TASKS:
a - Reproduce the travel anecdote word for word, starting with "One such rapid-fire" and going on through "of Forbes Magazine.".
b - Continue the travel anecdote from the point where it stops.

Late last week while returning to India, to my pleasant surprise, I bumped into a longtime overseas friend and his wife working in the pharma industry. Incidentally, they were also traveling in the same flight with a plan to spend their vacation in India.
We both were immensely delighted spotting each other, and were trying to catch up with plethora of subjects at a break-neck speed and mostly with child-like zest. As a result, we were jumping from one topic to another, keeping many loops of discussion unknowingly incomplete.
One such rapid-fire colloquy got almost permanently interrupted with the final boarding announcement. It happened, just when he was referring to busting of some “myths about Big Pharma” by the global CEO of one of the Big Pharma constituents, recently. The article, he said before we got up, was published in the May edition of Forbes Magazine.

DATA UNDER STUDY:

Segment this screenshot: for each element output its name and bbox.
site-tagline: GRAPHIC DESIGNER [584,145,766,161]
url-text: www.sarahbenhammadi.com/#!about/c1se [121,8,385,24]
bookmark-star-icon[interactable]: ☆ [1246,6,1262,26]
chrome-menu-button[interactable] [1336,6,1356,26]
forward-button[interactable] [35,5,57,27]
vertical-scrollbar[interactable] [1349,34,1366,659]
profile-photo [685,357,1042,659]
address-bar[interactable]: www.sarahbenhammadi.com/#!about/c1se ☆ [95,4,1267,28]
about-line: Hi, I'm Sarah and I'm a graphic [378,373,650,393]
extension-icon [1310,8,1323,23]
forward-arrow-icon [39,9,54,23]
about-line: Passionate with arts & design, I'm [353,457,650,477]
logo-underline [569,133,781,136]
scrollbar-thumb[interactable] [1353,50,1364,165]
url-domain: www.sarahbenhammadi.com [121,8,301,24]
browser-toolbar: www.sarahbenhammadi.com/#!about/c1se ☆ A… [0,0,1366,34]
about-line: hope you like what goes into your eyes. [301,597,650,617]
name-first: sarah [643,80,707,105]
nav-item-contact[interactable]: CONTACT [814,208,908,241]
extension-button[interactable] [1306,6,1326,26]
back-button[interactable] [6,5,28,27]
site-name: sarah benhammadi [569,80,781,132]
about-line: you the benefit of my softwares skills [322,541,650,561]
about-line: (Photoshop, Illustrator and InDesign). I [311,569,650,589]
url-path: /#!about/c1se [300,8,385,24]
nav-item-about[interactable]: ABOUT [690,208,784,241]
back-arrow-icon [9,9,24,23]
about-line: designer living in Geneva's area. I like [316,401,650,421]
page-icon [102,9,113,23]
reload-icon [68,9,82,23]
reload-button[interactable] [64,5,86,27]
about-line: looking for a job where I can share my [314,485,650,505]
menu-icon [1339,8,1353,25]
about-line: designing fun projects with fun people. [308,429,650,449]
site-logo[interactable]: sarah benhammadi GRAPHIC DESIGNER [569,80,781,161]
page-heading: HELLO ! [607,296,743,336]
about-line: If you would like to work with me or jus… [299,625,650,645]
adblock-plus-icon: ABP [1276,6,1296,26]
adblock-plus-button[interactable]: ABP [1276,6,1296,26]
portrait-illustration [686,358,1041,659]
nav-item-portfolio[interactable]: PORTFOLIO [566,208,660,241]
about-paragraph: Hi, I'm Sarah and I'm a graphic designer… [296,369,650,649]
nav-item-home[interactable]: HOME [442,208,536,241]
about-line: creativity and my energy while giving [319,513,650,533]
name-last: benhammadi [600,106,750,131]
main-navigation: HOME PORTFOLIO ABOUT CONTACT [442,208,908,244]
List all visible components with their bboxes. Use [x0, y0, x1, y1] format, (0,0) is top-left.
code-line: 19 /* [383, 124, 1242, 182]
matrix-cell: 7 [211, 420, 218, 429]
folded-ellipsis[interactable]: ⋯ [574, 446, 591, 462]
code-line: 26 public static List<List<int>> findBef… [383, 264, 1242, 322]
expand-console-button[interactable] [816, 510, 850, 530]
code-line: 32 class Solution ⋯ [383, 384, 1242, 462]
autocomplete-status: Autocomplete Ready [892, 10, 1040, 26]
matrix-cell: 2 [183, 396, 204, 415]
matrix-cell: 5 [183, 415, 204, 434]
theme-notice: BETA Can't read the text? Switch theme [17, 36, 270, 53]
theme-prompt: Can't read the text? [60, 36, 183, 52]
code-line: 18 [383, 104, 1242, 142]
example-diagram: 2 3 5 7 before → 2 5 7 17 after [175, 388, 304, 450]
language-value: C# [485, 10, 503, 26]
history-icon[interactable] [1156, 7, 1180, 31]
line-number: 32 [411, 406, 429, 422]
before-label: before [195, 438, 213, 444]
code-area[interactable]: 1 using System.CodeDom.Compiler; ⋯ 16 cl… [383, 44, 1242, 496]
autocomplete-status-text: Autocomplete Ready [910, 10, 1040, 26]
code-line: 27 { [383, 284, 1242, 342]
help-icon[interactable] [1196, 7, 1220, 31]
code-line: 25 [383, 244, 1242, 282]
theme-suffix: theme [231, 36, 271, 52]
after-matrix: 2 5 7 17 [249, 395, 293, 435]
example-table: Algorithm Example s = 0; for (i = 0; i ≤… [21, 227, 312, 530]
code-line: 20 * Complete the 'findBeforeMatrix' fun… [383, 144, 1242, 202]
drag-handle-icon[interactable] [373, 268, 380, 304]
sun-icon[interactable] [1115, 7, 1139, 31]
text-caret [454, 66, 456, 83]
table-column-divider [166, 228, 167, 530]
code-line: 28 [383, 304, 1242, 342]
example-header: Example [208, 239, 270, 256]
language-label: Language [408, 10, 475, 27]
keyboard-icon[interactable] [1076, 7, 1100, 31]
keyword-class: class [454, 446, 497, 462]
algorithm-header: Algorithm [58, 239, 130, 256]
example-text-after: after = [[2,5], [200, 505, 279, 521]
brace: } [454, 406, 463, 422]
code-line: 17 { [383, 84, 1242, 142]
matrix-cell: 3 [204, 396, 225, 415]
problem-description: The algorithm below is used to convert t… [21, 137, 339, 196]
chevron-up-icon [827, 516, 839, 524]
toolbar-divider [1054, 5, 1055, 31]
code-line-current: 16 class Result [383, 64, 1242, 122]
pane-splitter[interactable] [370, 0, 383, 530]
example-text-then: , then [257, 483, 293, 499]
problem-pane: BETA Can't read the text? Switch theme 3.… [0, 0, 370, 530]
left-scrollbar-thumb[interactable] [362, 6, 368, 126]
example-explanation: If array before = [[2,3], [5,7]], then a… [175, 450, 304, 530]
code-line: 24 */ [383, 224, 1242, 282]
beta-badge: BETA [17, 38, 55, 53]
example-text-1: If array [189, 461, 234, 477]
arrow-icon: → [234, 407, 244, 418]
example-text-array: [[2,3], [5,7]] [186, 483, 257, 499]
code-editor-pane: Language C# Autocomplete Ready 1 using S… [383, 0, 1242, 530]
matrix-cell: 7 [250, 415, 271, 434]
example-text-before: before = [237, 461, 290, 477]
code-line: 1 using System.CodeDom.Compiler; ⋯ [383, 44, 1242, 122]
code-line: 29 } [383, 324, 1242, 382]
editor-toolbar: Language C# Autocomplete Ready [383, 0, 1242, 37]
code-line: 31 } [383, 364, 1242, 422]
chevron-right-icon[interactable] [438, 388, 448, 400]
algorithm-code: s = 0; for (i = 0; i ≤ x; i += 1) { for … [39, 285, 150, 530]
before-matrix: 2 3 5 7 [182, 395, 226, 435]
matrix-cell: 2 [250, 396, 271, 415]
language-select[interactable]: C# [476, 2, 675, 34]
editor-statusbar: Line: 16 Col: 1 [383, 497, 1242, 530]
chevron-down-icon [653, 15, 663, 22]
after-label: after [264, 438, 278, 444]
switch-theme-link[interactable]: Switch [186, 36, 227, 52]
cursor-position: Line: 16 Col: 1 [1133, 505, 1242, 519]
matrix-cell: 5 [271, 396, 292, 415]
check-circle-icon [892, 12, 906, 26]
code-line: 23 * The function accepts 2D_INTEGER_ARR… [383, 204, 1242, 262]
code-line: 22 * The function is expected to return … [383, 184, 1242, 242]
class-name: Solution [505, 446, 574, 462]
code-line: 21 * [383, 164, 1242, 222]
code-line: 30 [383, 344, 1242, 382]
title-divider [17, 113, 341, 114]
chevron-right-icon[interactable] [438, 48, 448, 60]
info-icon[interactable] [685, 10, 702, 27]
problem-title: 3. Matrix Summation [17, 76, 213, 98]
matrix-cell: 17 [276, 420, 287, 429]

RESPONSES IN ORDER:
a -
One such rapid-fire colloquy got almost permanently interrupted with the final boarding announcement. It happened, just when he was referring to busting of some “myths about Big Pharma” by the global CEO of one of the Big Pharma constituents, recently. The article, he said before we got up, was published in the May edition of Forbes Magazine.

b -
As I had missed this curious narrative during my recent relatively long overseas travel commitments, yesterday in Mumbai I did trace that out with the help of our “Google Guru” and went through the content of the article with interest.
‘Debunking Five Big Myths About Big Pharma’:
In the May 19, 2015 issue of Forbes Magazine, I came across an Op-Ed, titled “Debunking the Five Big Myths About Big Pharma”, written by Mr. John Lechleiter, President, Chairman and CEO of Eli Lilly and Company, whom I immensely respect as an icon of the global pharma industry.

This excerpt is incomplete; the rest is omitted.